• [Objective] Gather every line below where "Cheese" appears.

______

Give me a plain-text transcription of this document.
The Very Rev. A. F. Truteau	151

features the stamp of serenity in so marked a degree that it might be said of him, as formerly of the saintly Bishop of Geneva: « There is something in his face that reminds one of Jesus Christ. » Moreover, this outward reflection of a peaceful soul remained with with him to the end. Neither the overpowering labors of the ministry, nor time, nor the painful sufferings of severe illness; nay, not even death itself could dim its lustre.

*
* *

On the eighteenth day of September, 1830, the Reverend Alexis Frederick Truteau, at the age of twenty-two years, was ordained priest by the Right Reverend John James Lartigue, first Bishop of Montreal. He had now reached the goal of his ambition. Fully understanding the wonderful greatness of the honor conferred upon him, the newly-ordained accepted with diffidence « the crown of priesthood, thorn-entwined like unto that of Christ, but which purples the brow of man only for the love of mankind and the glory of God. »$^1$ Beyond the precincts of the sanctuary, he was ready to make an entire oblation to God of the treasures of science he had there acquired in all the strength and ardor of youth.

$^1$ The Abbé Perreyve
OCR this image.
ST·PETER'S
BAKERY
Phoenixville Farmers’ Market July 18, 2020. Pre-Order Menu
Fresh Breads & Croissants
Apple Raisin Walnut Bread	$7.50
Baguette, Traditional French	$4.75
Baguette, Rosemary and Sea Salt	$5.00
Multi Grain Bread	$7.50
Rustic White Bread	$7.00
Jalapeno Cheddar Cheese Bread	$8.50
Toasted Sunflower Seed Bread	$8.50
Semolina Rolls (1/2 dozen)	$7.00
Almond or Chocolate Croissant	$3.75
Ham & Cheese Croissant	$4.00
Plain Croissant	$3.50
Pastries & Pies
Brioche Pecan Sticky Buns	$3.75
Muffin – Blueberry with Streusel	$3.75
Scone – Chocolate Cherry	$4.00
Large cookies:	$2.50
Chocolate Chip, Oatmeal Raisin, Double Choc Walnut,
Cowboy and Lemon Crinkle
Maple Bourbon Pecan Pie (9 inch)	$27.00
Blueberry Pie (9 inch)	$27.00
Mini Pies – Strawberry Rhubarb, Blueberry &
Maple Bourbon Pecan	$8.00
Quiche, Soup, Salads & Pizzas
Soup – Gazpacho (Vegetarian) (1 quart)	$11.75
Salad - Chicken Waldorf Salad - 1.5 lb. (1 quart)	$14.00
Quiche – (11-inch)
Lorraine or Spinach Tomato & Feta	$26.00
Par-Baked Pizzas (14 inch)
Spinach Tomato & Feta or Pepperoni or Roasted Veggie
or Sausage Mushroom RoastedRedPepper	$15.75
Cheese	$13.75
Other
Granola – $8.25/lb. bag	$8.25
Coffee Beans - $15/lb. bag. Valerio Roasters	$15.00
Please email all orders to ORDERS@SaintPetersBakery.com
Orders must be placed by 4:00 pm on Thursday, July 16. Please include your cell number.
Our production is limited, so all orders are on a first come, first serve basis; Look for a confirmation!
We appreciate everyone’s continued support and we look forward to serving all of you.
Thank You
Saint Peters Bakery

______

• [Solution for this exercise]
Jalapeno Cheddar Cheese Bread	$8.50
Ham & Cheese Croissant	$4.00
Cheese	$13.75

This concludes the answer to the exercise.